(Layout dataset entries)
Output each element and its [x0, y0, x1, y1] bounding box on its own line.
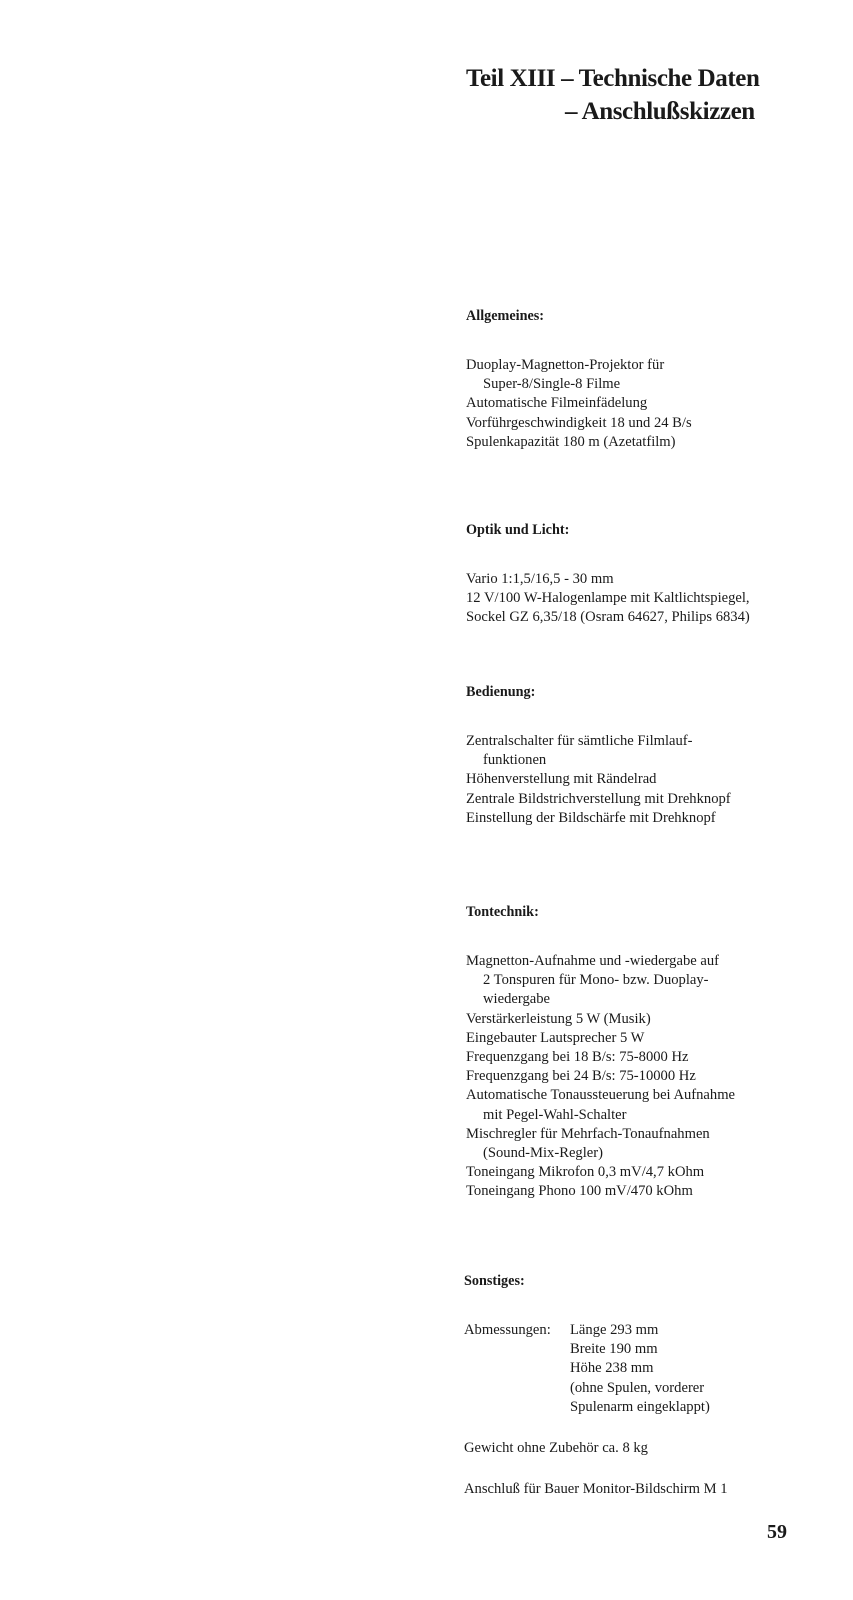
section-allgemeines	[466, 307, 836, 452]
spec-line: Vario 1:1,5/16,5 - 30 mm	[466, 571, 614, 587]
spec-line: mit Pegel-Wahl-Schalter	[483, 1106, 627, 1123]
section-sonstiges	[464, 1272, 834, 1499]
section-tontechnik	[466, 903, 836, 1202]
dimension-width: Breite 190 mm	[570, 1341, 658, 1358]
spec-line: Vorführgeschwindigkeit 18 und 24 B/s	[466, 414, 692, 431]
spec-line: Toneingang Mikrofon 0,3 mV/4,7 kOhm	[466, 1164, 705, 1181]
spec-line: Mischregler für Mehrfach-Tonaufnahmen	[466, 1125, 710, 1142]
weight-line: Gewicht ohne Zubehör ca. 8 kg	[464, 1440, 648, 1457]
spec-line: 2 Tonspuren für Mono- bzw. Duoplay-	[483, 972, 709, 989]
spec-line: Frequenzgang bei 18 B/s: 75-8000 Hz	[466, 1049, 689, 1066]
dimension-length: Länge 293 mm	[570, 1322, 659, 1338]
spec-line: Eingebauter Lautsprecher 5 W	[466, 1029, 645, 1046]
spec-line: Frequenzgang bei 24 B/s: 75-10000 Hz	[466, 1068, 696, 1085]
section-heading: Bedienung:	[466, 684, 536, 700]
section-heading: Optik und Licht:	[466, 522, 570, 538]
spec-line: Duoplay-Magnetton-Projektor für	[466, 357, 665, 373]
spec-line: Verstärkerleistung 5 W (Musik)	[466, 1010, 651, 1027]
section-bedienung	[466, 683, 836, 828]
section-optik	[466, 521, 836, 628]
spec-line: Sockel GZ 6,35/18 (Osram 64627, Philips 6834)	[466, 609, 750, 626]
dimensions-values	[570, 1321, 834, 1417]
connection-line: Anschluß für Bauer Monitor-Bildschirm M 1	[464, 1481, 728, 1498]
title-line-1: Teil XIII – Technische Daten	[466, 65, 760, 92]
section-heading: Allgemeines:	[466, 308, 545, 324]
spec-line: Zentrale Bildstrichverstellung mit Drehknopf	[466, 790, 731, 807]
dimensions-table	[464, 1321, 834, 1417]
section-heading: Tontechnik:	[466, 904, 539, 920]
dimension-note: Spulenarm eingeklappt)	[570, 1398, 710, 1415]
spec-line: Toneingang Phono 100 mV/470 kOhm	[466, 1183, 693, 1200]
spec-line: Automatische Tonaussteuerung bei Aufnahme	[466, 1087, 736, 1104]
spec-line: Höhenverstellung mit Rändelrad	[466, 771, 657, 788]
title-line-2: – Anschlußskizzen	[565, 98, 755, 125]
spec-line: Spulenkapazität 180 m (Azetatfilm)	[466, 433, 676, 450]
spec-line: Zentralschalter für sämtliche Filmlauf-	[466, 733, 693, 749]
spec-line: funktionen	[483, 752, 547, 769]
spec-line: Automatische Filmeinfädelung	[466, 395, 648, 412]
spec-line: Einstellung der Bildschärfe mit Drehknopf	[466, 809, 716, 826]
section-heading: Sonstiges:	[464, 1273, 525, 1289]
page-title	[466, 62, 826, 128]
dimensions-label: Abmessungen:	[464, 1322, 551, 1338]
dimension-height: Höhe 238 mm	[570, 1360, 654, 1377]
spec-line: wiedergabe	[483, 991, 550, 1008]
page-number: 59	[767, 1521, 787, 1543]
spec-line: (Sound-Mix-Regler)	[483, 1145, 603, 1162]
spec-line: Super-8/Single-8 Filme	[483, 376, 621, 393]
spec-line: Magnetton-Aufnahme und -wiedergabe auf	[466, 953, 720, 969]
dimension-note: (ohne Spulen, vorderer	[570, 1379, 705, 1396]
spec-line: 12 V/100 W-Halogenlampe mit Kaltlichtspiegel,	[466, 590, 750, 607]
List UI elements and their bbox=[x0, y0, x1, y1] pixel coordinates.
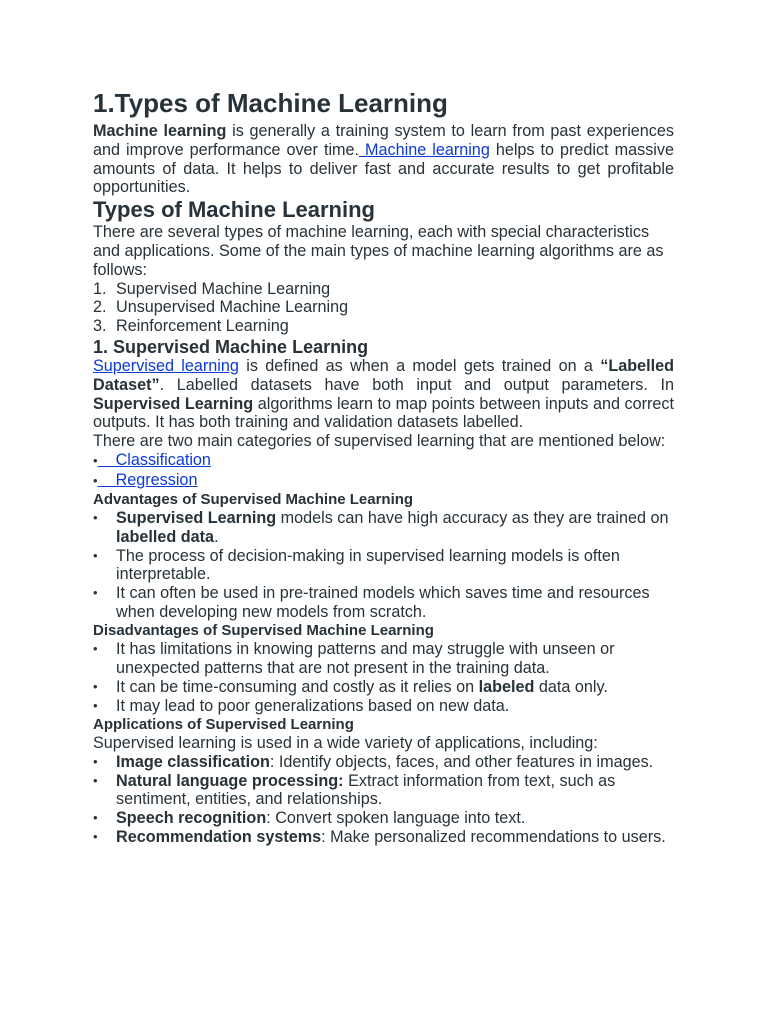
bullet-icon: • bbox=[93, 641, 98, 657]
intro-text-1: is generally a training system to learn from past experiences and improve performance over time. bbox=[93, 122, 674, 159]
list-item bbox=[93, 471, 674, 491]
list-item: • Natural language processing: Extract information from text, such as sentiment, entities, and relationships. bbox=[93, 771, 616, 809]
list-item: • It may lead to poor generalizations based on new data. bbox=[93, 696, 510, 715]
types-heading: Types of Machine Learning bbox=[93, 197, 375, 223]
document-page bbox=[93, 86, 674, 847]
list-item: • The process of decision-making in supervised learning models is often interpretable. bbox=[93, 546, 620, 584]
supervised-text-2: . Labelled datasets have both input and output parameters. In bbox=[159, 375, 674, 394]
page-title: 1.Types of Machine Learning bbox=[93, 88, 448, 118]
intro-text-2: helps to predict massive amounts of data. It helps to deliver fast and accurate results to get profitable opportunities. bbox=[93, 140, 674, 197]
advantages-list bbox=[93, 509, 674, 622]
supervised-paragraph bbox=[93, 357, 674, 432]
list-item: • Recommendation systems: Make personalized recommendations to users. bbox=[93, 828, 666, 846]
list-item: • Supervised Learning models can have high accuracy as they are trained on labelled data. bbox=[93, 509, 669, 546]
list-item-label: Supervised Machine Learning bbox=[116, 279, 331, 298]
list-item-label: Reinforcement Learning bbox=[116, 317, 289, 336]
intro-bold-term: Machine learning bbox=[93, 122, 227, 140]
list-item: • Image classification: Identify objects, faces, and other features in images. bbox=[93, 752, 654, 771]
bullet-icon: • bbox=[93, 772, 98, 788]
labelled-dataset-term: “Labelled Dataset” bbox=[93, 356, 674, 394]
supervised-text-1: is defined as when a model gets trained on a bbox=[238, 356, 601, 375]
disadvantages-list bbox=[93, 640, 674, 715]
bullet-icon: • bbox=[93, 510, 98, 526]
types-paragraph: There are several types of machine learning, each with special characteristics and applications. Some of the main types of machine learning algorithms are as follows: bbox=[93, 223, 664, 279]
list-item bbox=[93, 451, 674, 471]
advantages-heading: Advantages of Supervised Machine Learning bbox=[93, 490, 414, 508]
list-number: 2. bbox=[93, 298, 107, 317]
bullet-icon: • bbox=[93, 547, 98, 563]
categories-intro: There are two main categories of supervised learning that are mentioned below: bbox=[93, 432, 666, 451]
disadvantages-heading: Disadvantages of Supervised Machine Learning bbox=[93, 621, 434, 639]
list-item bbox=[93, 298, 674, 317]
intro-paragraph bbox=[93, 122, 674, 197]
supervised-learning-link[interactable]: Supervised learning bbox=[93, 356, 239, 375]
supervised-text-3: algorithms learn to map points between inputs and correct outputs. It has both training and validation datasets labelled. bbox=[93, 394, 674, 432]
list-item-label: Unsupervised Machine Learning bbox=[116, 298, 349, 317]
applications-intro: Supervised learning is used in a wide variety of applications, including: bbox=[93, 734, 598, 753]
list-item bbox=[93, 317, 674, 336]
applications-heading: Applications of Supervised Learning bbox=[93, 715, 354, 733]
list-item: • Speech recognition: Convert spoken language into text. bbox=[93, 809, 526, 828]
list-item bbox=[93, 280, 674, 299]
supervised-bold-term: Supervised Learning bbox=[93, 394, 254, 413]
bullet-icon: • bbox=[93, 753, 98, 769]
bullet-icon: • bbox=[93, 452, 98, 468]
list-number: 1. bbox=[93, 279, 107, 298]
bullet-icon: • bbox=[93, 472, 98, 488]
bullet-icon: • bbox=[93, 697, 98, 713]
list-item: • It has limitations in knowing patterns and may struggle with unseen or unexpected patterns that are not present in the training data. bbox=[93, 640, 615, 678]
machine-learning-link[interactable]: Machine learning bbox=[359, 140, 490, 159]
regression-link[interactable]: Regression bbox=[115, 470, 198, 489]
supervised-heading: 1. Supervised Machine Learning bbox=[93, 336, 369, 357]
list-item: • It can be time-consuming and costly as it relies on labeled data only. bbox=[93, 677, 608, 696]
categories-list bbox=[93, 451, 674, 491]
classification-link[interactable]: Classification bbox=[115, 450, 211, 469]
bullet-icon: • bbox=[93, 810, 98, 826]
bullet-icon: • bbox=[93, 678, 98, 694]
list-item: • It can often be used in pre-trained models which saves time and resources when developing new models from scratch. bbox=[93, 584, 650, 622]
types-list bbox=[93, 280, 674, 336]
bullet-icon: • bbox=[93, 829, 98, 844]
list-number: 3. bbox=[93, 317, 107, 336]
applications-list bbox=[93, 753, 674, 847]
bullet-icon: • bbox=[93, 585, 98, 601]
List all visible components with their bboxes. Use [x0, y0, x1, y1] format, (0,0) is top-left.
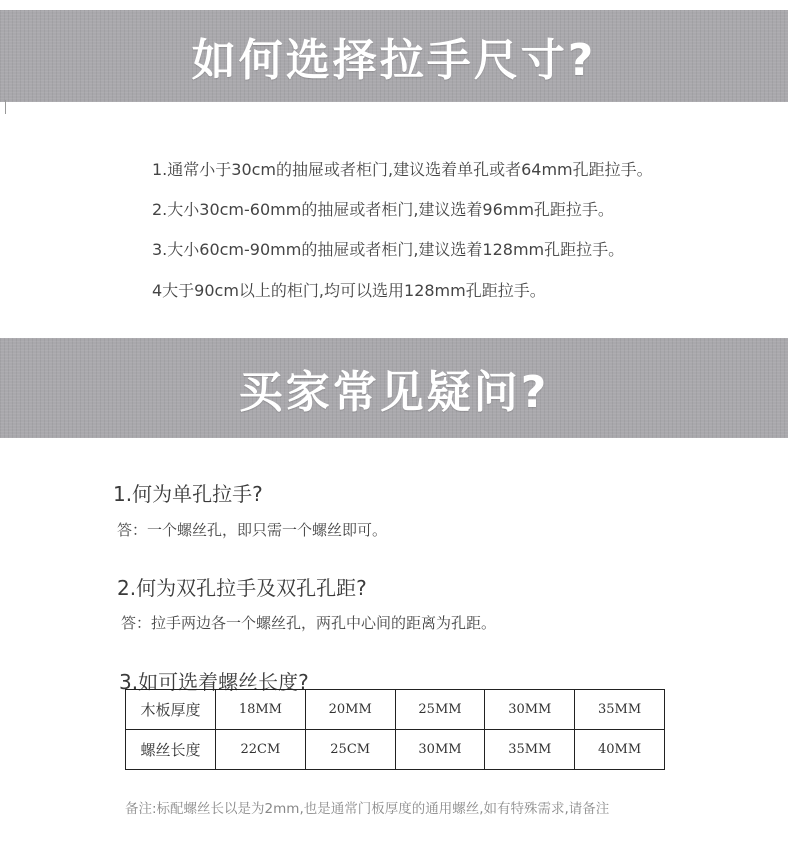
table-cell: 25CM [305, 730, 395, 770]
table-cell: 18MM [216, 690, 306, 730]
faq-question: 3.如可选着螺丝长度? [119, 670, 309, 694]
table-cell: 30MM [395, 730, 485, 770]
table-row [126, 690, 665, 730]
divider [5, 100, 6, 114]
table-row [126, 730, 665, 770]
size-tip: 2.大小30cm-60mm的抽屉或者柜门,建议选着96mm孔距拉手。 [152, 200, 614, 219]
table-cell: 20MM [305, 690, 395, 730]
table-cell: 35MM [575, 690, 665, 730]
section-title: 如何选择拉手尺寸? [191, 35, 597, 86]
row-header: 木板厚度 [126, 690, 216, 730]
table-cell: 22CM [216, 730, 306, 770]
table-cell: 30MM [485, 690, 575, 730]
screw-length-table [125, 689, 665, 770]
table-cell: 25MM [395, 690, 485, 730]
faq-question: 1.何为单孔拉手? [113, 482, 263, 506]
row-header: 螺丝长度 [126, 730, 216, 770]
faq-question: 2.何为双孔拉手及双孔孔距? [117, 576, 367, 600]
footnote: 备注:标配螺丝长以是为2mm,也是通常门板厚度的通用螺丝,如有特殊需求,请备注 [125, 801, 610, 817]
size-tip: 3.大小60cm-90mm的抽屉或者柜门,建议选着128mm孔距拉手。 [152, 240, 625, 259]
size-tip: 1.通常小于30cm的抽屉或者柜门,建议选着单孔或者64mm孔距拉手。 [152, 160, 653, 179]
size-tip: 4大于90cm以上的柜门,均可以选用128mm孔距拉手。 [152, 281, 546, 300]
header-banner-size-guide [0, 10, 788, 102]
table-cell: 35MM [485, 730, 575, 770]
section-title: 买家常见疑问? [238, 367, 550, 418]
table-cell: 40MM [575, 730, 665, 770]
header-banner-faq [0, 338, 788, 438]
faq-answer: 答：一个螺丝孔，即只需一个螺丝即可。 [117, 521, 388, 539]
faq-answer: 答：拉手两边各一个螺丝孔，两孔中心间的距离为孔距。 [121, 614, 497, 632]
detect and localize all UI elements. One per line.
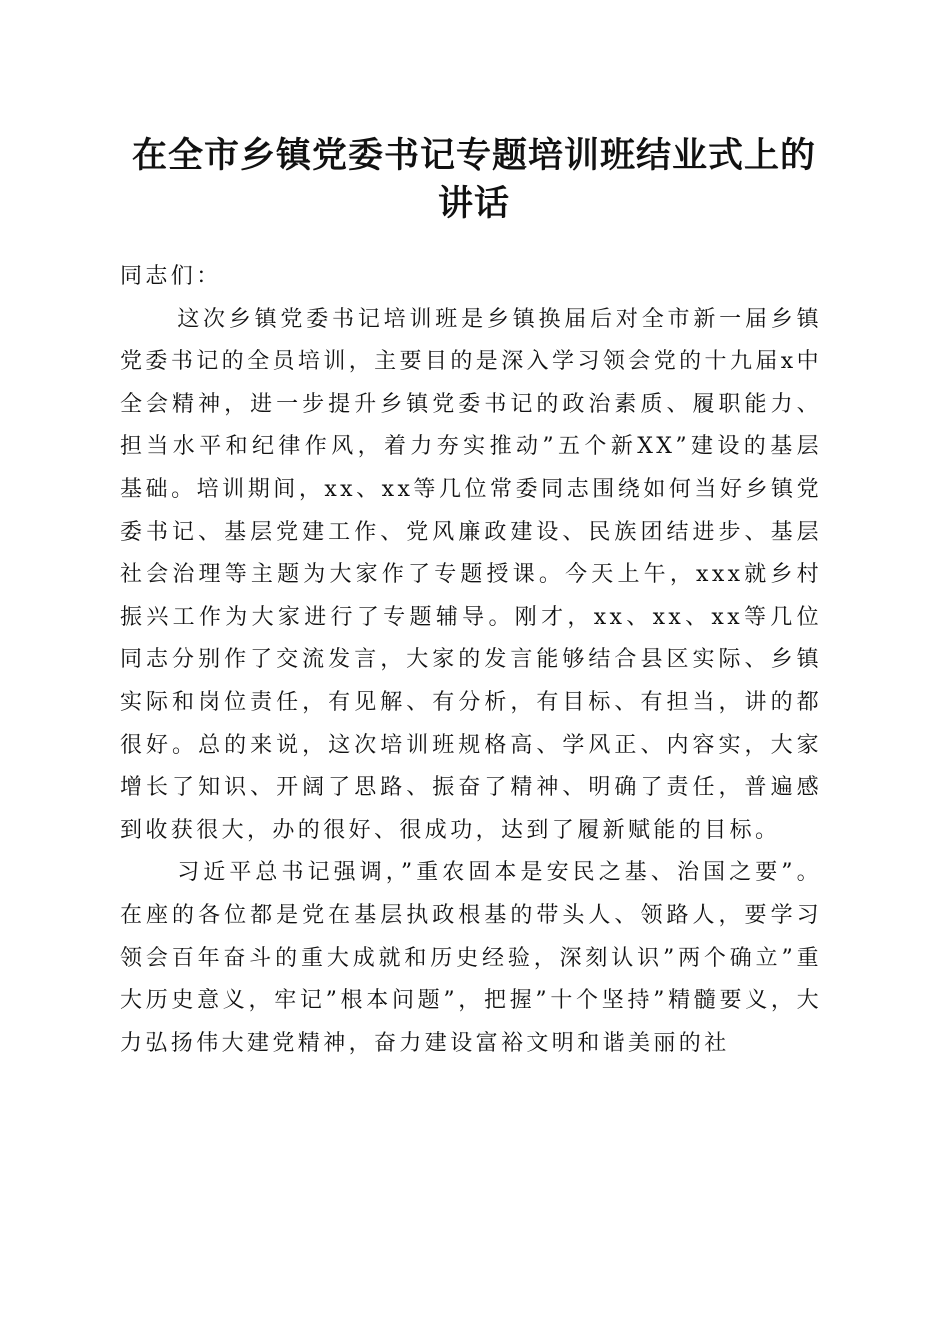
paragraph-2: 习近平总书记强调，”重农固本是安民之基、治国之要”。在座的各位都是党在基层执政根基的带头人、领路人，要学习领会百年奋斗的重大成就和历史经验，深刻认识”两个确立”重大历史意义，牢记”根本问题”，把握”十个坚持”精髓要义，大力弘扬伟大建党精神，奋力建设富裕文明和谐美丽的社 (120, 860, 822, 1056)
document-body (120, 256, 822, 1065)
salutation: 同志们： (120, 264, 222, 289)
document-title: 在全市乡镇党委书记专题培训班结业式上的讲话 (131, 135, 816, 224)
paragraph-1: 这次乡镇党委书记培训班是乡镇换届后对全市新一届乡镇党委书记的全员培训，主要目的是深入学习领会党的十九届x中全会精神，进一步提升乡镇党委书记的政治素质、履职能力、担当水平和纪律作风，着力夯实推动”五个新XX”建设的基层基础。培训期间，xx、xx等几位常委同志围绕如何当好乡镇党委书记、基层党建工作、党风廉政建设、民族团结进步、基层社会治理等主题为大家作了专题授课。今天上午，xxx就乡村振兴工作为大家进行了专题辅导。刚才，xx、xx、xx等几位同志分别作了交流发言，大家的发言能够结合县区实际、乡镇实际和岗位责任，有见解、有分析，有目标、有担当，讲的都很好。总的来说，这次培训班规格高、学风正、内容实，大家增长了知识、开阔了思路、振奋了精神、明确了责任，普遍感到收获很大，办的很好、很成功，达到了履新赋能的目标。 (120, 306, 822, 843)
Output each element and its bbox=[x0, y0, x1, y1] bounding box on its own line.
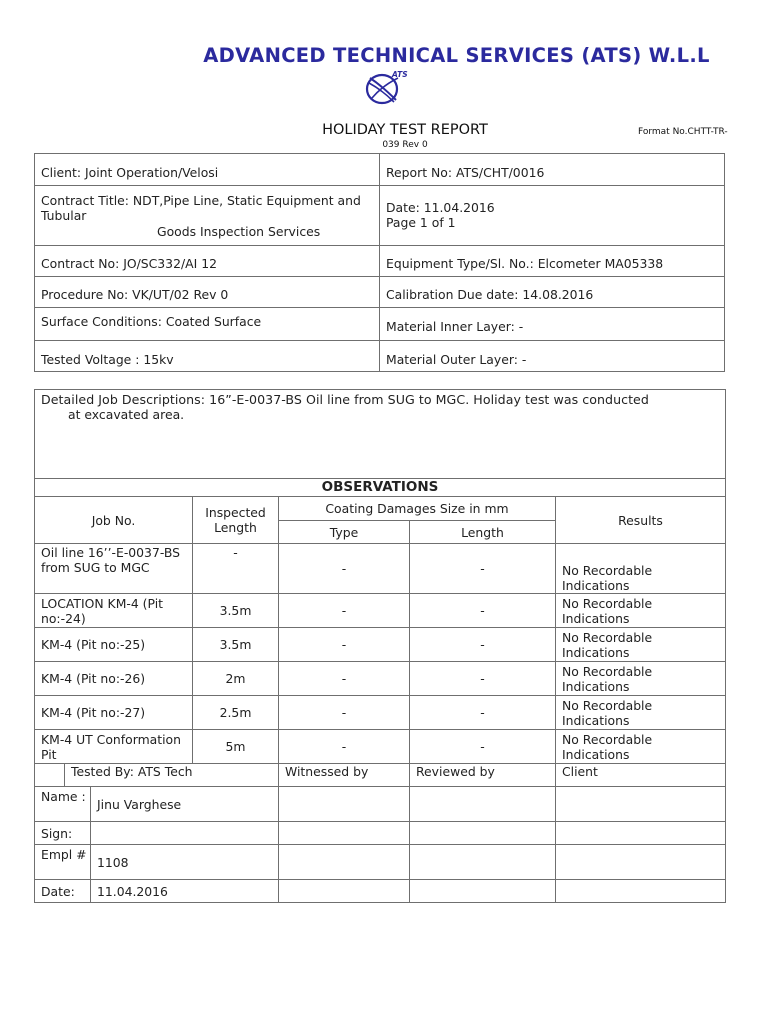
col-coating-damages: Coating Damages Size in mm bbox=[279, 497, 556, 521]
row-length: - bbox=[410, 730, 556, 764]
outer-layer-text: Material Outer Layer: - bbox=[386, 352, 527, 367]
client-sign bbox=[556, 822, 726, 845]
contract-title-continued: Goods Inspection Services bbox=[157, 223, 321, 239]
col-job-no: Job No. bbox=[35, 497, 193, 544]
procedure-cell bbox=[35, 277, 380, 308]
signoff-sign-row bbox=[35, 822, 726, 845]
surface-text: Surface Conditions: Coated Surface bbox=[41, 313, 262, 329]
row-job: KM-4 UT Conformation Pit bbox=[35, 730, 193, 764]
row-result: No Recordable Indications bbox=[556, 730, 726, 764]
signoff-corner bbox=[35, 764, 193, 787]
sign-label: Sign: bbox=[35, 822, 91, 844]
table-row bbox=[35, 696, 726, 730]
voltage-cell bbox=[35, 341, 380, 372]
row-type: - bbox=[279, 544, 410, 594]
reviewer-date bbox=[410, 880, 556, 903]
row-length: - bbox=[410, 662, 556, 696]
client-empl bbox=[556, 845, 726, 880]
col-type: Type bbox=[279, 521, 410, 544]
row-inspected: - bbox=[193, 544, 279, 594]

◆ Task brief ◆
Please repeat the lines starting with the line that contains "860, 822, 1056)" and going on through the line that contains "document-title: 在全市乡镇党委书记专题培训班结业式上的讲话 (131, 135, 816, 224)".

◆ Correct response ◆
paragraph-2: 习近平总书记强调，”重农固本是安民之基、治国之要”。在座的各位都是党在基层执政根基的带头人、领路人，要学习领会百年奋斗的重大成就和历史经验，深刻认识”两个确立”重大历史意义，牢记”根本问题”，把握”十个坚持”精髓要义，大力弘扬伟大建党精神，奋力建设富裕文明和谐美丽的社 (120, 860, 822, 1056)
document-body (120, 256, 822, 1065)
salutation: 同志们： (120, 264, 222, 289)
document-title: 在全市乡镇党委书记专题培训班结业式上的讲话 (131, 135, 816, 224)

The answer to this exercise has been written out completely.